What is being asked: Recast each of the items below as a numbered list of its lines, leaving out any blank lines.

Material provided:
%%

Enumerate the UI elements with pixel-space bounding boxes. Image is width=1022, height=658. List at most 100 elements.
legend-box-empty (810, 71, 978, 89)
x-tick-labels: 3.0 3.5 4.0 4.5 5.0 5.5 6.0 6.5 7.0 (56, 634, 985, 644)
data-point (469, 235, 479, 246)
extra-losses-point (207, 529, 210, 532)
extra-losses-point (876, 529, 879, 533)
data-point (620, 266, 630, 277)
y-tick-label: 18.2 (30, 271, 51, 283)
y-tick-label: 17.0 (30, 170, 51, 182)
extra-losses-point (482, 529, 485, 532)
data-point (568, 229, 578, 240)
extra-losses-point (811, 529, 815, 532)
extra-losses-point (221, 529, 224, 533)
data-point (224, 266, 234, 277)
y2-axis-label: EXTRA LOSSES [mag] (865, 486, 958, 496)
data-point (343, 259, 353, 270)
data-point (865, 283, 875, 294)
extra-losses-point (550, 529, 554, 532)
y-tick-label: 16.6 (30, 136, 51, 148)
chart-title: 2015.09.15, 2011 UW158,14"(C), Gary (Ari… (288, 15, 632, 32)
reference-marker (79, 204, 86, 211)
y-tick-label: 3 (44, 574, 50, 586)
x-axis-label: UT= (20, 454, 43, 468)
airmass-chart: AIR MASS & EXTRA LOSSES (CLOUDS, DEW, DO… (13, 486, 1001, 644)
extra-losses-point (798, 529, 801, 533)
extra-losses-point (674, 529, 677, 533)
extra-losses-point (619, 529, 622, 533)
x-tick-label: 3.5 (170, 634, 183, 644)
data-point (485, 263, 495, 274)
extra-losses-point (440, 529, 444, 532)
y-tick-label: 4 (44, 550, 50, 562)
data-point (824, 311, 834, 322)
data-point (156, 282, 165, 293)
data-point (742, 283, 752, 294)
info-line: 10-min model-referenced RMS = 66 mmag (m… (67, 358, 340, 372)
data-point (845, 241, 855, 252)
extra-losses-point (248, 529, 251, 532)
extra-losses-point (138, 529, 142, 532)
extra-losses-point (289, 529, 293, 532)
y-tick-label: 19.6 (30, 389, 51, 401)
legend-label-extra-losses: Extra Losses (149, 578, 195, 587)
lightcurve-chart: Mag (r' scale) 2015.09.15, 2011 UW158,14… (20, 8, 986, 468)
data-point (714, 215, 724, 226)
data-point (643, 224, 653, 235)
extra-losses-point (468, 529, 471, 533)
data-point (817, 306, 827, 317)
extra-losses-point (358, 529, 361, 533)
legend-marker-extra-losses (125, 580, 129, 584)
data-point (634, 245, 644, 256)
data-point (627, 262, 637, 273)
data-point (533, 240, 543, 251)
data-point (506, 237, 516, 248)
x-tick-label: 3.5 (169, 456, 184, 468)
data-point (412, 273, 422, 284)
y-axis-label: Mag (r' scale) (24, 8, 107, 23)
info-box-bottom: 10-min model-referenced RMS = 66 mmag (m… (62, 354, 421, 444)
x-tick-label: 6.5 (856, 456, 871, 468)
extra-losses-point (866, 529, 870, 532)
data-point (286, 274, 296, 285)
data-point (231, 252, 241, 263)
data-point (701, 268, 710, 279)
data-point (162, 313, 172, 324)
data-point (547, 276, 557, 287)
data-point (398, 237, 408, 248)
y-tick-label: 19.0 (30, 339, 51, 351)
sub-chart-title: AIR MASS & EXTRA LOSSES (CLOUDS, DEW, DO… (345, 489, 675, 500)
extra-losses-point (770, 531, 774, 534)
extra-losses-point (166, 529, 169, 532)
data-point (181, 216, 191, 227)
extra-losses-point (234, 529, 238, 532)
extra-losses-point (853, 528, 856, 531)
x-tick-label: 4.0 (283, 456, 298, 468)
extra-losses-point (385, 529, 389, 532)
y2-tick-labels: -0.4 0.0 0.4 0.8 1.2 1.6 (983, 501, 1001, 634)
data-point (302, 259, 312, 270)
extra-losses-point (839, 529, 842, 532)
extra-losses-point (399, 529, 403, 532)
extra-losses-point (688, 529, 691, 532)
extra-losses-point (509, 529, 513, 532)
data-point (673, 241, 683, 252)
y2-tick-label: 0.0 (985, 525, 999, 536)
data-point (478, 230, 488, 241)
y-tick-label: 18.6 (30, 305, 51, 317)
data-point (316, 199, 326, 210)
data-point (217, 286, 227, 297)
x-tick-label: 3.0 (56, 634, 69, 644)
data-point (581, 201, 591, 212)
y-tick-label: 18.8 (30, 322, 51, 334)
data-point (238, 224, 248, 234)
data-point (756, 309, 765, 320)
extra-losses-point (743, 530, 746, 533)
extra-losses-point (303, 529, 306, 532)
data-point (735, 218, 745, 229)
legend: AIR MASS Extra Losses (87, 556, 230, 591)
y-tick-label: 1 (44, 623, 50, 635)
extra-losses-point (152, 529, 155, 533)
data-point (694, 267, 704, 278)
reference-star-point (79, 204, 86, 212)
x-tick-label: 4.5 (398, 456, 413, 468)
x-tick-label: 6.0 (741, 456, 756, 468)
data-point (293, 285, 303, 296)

%%

Answer in full:
1. Enumerate the UI elements with pixel-space bounding boxes. Image is width=1022, height=658. List at most 100 elements.
2. legend-box-empty (810, 71, 978, 89)
3. x-tick-labels: 3.0 3.5 4.0 4.5 5.0 5.5 6.0 6.5 7.0 (56, 634, 985, 644)
4. data-point (469, 235, 479, 246)
5. extra-losses-point (207, 529, 210, 532)
6. extra-losses-point (876, 529, 879, 533)
7. data-point (620, 266, 630, 277)
8. y-tick-label: 18.2 (30, 271, 51, 283)
9. y-tick-label: 17.0 (30, 170, 51, 182)
10. extra-losses-point (482, 529, 485, 532)
11. data-point (568, 229, 578, 240)
12. extra-losses-point (811, 529, 815, 532)
13. extra-losses-point (221, 529, 224, 533)
14. data-point (224, 266, 234, 277)
15. y2-axis-label: EXTRA LOSSES [mag] (865, 486, 958, 496)
16. data-point (343, 259, 353, 270)
17. data-point (865, 283, 875, 294)
18. extra-losses-point (550, 529, 554, 532)
19. y-tick-label: 16.6 (30, 136, 51, 148)
20. chart-title: 2015.09.15, 2011 UW158,14"(C), Gary (Ari… (288, 15, 632, 32)
21. reference-marker (79, 204, 86, 211)
22. y-tick-label: 3 (44, 574, 50, 586)
23. x-axis-label: UT= (20, 454, 43, 468)
24. airmass-chart: AIR MASS & EXTRA LOSSES (CLOUDS, DEW, DO… (13, 486, 1001, 644)
25. extra-losses-point (798, 529, 801, 533)
26. extra-losses-point (674, 529, 677, 533)
27. extra-losses-point (619, 529, 622, 533)
28. x-tick-label: 3.5 (170, 634, 183, 644)
29. data-point (485, 263, 495, 274)
30. extra-losses-point (440, 529, 444, 532)
31. y-tick-label: 4 (44, 550, 50, 562)
32. data-point (824, 311, 834, 322)
33. data-point (156, 282, 165, 293)
34. data-point (742, 283, 752, 294)
35. info-line: 10-min model-referenced RMS = 66 mmag (m… (67, 358, 340, 372)
36. data-point (845, 241, 855, 252)
37. extra-losses-point (248, 529, 251, 532)
38. extra-losses-point (138, 529, 142, 532)
39. extra-losses-point (289, 529, 293, 532)
40. y-tick-label: 19.6 (30, 389, 51, 401)
41. legend-label-extra-losses: Extra Losses (149, 578, 195, 587)
42. lightcurve-chart: Mag (r' scale) 2015.09.15, 2011 UW158,14… (20, 8, 986, 468)
43. data-point (714, 215, 724, 226)
44. data-point (643, 224, 653, 235)
45. extra-losses-point (468, 529, 471, 533)
46. data-point (817, 306, 827, 317)
47. extra-losses-point (358, 529, 361, 533)
48. legend-marker-extra-losses (125, 580, 129, 584)
49. data-point (634, 245, 644, 256)
50. data-point (627, 262, 637, 273)
51. data-point (533, 240, 543, 251)
52. data-point (506, 237, 516, 248)
53. x-tick-label: 3.5 (169, 456, 184, 468)
54. data-point (412, 273, 422, 284)
55. y-axis-label: Mag (r' scale) (24, 8, 107, 23)
56. info-box-bottom: 10-min model-referenced RMS = 66 mmag (m… (62, 354, 421, 444)
57. x-tick-label: 6.5 (856, 456, 871, 468)
58. extra-losses-point (866, 529, 870, 532)
59. data-point (286, 274, 296, 285)
60. data-point (231, 252, 241, 263)
61. data-point (701, 268, 710, 279)
62. data-point (162, 313, 172, 324)
63. data-point (547, 276, 557, 287)
64. data-point (398, 237, 408, 248)
65. y-tick-label: 19.0 (30, 339, 51, 351)
66. sub-chart-title: AIR MASS & EXTRA LOSSES (CLOUDS, DEW, DO… (345, 489, 675, 500)
67. extra-losses-point (770, 531, 774, 534)
68. extra-losses-point (166, 529, 169, 532)
69. data-point (181, 216, 191, 227)
70. extra-losses-point (234, 529, 238, 532)
71. extra-losses-point (853, 528, 856, 531)
72. x-tick-label: 4.0 (283, 456, 298, 468)
73. extra-losses-point (385, 529, 389, 532)
74. y2-tick-labels: -0.4 0.0 0.4 0.8 1.2 1.6 (983, 501, 1001, 634)
75. data-point (302, 259, 312, 270)
76. extra-losses-point (839, 529, 842, 532)
77. extra-losses-point (399, 529, 403, 532)
78. extra-losses-point (688, 529, 691, 532)
79. extra-losses-point (509, 529, 513, 532)
80. data-point (673, 241, 683, 252)
81. y2-tick-label: 0.0 (985, 525, 999, 536)
82. data-point (478, 230, 488, 241)
83. y-tick-label: 18.6 (30, 305, 51, 317)
84. data-point (316, 199, 326, 210)
85. data-point (217, 286, 227, 297)
86. x-tick-label: 3.0 (56, 634, 69, 644)
87. data-point (581, 201, 591, 212)
88. y-tick-label: 18.8 (30, 322, 51, 334)
89. data-point (238, 224, 248, 234)
90. data-point (756, 309, 765, 320)
91. extra-losses-point (743, 530, 746, 533)
92. extra-losses-point (303, 529, 306, 532)
93. data-point (735, 218, 745, 229)
94. legend: AIR MASS Extra Losses (87, 556, 230, 591)
95. y-tick-label: 1 (44, 623, 50, 635)
96. extra-losses-point (152, 529, 155, 533)
97. data-point (694, 267, 704, 278)
98. reference-star-point (79, 204, 86, 212)
99. x-tick-label: 4.5 (398, 456, 413, 468)
100. x-tick-label: 6.0 (741, 456, 756, 468)
101. data-point (293, 285, 303, 296)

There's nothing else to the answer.